-- Written problem --
Rewrite the listing from its first line up to and including the line with "education-degree: Professional, Technical, Business, and", replacing "Restructured" with "Reorganized" and leaving everything else in those lines unchanged.

-- Provided entries --
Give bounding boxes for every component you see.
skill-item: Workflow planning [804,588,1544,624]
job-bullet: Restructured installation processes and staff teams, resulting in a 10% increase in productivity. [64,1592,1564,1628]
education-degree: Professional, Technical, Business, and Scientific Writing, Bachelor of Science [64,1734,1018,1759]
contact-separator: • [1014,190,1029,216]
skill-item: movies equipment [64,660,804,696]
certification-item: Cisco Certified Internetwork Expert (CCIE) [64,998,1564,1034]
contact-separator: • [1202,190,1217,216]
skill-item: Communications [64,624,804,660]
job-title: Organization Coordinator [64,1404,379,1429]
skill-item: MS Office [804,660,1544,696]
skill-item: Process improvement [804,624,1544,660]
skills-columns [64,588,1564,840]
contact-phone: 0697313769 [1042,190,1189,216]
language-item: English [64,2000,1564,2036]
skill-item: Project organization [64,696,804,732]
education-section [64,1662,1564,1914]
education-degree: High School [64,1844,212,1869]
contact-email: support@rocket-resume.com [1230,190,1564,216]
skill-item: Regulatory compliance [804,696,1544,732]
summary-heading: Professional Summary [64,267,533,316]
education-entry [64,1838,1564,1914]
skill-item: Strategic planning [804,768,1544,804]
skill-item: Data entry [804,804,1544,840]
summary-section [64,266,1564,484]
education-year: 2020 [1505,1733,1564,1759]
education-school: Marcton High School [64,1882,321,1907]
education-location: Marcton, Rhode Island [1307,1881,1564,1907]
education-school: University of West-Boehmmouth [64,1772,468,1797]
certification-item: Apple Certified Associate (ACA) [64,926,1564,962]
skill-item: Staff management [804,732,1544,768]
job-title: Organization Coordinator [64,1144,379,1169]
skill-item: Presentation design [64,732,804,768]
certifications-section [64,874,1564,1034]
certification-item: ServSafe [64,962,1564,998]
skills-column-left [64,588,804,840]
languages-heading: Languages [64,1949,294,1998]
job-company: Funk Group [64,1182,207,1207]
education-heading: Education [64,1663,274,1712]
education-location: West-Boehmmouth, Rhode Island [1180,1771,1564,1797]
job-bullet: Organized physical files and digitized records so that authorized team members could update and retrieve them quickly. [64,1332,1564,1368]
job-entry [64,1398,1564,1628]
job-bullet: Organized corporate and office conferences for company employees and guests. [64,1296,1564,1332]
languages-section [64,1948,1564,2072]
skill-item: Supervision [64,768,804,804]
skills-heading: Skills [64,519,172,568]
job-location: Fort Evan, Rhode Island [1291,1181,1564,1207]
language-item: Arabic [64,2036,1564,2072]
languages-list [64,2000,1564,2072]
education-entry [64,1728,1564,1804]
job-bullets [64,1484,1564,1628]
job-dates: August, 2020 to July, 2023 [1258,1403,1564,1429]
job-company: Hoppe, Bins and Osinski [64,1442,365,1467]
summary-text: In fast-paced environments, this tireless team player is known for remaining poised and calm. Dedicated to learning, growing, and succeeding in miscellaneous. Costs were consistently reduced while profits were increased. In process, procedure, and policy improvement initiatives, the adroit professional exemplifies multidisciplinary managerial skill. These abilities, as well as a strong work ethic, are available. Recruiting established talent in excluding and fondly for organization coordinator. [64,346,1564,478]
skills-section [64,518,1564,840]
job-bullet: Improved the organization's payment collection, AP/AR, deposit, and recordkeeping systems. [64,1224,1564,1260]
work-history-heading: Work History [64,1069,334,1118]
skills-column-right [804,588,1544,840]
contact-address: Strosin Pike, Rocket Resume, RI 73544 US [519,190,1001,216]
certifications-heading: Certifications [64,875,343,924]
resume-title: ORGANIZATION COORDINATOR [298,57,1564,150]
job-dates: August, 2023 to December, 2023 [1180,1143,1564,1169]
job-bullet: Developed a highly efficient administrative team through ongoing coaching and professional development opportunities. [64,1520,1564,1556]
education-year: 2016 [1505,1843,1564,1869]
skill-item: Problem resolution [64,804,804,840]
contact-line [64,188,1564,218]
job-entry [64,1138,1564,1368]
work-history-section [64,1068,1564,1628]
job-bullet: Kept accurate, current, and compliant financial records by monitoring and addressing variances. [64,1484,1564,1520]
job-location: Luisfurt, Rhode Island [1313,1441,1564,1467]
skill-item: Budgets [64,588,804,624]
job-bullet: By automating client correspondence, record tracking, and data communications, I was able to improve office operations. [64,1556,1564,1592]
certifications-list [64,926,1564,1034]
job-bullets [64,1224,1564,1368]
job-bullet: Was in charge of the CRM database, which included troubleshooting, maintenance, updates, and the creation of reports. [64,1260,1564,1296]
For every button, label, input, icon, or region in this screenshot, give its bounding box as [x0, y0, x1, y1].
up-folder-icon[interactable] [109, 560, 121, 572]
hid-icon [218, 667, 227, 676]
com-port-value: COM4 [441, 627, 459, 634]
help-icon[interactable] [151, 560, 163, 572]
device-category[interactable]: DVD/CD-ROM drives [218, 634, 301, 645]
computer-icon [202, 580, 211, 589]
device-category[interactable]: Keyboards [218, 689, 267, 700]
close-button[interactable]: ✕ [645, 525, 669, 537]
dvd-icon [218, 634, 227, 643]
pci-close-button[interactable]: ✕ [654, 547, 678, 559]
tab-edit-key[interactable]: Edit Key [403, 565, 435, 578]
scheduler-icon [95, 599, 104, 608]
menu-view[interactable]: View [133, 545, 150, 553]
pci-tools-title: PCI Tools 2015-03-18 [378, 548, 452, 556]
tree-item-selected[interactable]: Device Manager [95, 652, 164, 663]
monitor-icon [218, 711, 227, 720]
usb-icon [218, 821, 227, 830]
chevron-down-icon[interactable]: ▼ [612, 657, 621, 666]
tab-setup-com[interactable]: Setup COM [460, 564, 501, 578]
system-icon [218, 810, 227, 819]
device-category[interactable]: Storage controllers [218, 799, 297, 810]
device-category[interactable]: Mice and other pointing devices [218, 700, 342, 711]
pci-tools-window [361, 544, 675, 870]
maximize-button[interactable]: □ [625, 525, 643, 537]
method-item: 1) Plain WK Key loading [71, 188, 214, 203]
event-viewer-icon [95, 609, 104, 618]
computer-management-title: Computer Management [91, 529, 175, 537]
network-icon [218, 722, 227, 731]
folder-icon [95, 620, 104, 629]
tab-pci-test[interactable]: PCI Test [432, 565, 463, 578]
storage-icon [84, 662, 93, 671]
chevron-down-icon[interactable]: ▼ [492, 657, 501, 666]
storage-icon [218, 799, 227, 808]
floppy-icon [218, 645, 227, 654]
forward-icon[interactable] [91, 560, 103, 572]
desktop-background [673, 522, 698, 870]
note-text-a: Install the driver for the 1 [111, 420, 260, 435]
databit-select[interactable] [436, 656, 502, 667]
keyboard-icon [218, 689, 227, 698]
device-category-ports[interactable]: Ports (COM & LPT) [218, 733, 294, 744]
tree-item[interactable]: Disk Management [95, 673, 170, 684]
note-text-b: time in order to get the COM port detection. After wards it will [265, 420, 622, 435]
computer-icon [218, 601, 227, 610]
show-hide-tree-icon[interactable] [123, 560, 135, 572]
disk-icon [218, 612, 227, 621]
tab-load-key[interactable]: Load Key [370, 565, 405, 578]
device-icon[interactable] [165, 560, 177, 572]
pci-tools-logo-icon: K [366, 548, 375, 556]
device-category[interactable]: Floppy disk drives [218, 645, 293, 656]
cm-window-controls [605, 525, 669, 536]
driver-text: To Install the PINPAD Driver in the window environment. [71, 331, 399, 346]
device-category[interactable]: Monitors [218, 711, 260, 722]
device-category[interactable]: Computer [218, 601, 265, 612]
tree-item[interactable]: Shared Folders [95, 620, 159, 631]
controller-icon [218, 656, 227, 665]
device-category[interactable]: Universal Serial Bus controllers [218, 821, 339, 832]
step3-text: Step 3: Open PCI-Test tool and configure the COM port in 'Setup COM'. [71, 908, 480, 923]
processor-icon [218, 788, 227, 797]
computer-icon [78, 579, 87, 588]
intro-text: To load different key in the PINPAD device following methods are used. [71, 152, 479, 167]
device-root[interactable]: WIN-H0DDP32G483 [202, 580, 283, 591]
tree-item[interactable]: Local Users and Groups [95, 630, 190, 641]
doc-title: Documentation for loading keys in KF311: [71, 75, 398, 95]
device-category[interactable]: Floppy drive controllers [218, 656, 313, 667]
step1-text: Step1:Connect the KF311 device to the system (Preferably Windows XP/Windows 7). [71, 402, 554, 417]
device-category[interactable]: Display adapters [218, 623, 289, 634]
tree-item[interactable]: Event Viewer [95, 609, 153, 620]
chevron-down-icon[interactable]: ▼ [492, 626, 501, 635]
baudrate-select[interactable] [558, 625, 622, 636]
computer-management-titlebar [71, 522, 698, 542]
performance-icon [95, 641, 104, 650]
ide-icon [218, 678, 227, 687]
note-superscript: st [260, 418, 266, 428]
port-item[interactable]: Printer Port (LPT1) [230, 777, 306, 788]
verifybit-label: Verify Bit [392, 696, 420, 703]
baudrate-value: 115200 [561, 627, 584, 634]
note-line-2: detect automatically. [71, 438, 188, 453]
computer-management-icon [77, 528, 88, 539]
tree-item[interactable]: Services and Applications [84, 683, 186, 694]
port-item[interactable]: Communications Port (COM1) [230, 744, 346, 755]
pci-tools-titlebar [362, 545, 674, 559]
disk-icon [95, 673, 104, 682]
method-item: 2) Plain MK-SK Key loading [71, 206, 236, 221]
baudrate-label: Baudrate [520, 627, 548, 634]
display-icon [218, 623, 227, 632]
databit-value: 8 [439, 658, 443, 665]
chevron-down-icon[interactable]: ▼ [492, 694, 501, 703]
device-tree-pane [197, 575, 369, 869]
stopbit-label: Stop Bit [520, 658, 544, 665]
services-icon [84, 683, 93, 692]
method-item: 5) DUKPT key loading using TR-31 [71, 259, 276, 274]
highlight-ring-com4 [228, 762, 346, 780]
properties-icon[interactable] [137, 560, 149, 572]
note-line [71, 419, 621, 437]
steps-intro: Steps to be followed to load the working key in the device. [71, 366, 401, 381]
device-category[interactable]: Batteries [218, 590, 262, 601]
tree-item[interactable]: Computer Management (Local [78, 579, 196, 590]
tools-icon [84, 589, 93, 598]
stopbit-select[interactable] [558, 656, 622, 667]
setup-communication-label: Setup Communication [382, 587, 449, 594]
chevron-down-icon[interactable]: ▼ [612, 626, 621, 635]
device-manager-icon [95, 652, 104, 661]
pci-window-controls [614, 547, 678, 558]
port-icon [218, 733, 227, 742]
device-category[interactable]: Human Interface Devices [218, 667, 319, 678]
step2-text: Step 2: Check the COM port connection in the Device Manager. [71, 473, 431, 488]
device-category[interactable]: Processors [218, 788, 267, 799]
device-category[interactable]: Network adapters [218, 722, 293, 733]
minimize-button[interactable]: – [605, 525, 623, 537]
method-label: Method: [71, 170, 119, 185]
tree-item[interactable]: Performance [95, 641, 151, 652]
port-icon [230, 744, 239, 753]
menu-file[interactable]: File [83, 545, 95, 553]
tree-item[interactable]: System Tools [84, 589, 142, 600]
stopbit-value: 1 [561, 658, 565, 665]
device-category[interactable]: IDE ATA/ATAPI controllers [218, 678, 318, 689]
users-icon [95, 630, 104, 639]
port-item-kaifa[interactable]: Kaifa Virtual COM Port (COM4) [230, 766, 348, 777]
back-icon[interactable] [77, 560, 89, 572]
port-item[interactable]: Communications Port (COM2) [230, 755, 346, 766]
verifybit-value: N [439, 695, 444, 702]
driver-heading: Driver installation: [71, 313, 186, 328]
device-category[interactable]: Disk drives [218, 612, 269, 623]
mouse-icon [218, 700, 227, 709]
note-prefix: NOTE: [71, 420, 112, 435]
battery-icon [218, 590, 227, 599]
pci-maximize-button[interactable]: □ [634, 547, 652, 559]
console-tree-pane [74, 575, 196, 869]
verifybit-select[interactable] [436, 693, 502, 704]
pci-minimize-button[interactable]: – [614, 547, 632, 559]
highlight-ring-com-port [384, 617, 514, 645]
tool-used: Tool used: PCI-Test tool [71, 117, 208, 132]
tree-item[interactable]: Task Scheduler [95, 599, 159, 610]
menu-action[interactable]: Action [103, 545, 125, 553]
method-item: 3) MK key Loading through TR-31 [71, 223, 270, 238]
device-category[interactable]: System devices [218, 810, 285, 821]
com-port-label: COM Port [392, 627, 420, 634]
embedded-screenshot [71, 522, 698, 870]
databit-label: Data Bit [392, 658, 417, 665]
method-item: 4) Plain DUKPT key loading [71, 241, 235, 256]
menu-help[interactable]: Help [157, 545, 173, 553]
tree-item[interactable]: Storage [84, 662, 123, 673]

-- The answer --
Give bounding boxes for every component you see.
skill-item: Workflow planning [804,588,1544,624]
job-bullet: Reorganized installation processes and staff teams, resulting in a 10% increase in productivity. [64,1592,1564,1628]
education-degree: Professional, Technical, Business, and Scientific Writing, Bachelor of Science [64,1734,1018,1759]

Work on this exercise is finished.